Collected data:
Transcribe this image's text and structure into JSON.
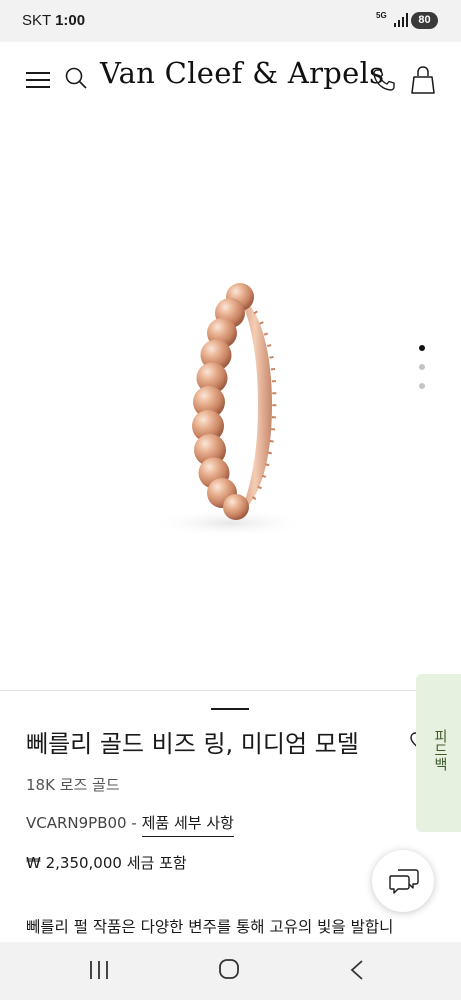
{
  "status_bar": {
    "carrier": "SKT",
    "time": "1:00",
    "network": "5G",
    "battery": "80"
  },
  "header": {
    "brand": "Van Cleef & Arpels",
    "icons": [
      "menu-icon",
      "search-icon",
      "phone-icon",
      "shopping-bag-icon"
    ]
  },
  "gallery": {
    "image": "rose-gold-beaded-ring",
    "page_count": 3,
    "active_page": 1
  },
  "product": {
    "title": "뻬를리 골드 비즈 링, 미디엄 모델",
    "material": "18K 로즈 골드",
    "sku": "VCARN9PB00",
    "sku_separator": "-",
    "details_link": "제품 세부 사항",
    "price": "₩ 2,350,000 세금 포함",
    "description": "뻬를리 펄 작품은 다양한 변주를 통해 고유의 빛을 발합니"
  },
  "feedback_tab": {
    "label": "피드백"
  },
  "colors": {
    "feedback_bg": "#e7f1df",
    "feedback_text": "#3d5a2e",
    "system_bar_bg": "#f2f2f2",
    "ring_rose_gold": "#e2a989"
  },
  "navigation": {
    "icons": [
      "recents-icon",
      "home-icon",
      "back-icon"
    ]
  }
}
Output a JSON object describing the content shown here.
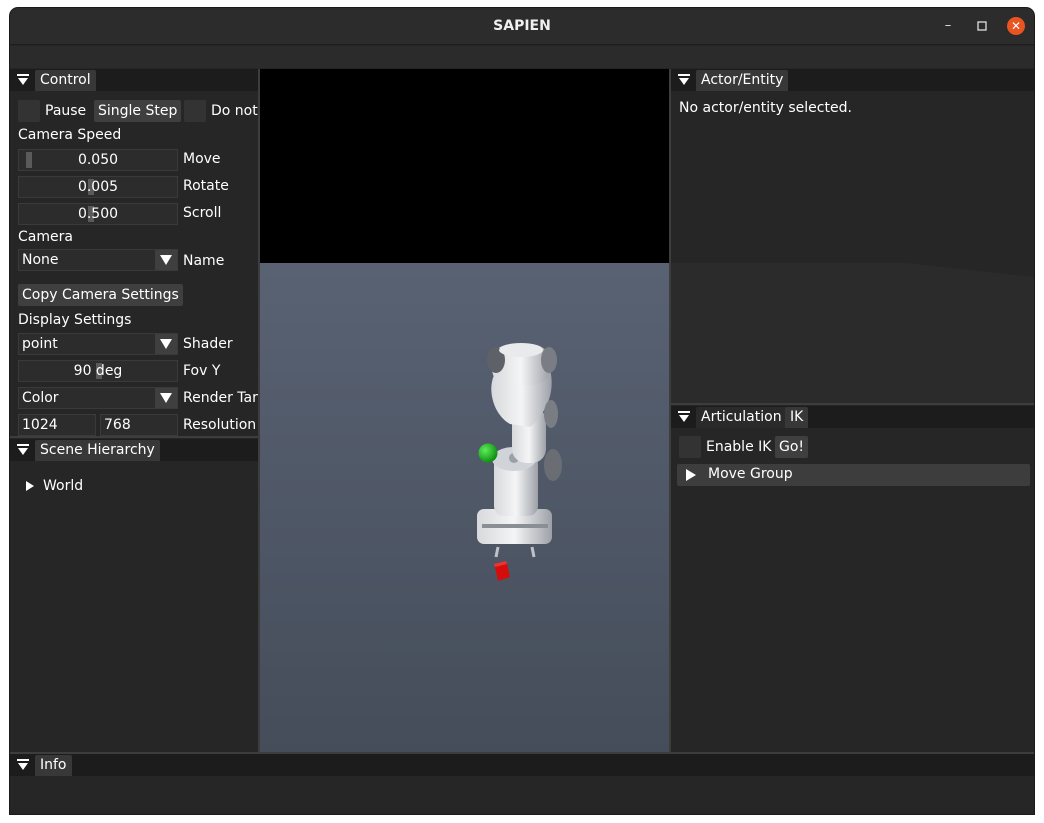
{
  "window": {
    "title": "SAPIEN"
  },
  "control": {
    "tab": "Control",
    "pause_label": "Pause",
    "single_step_label": "Single Step",
    "do_not_label": "Do not",
    "camera_speed_label": "Camera Speed",
    "move_value": "0.050",
    "move_label": "Move",
    "rotate_value": "0.005",
    "rotate_label": "Rotate",
    "scroll_value": "0.500",
    "scroll_label": "Scroll",
    "camera_label": "Camera",
    "camera_selected": "None",
    "name_label": "Name",
    "copy_camera_label": "Copy Camera Settings",
    "display_settings_label": "Display Settings",
    "shader_selected": "point",
    "shader_label": "Shader",
    "fov_value": "90 deg",
    "fov_label": "Fov Y",
    "render_target_selected": "Color",
    "render_target_label": "Render Tar",
    "resolution_width": "1024",
    "resolution_height": "768",
    "resolution_label": "Resolution"
  },
  "scene_hierarchy": {
    "tab": "Scene Hierarchy",
    "root": "World"
  },
  "actor_entity": {
    "tab": "Actor/Entity",
    "message": "No actor/entity selected."
  },
  "articulation": {
    "tab": "Articulation",
    "ik_tab": "IK",
    "enable_ik_label": "Enable IK",
    "go_label": "Go!",
    "move_group_label": "Move Group"
  },
  "info": {
    "tab": "Info"
  },
  "colors": {
    "accent_close": "#e95420",
    "viewport_floor": "#4c5563",
    "target_marker": "#1fae1f",
    "cube": "#d40c0c"
  },
  "icons": [
    "collapse-arrow-icon",
    "minimize-icon",
    "maximize-icon",
    "close-icon",
    "chevron-down-icon",
    "tree-expand-icon"
  ]
}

Challenge →
Pick out every line holding the string "image" and return it.

Answer for this exercise →
Transcribe this image's text and structure into JSON.
    "image": "rose-gold-beaded-ring",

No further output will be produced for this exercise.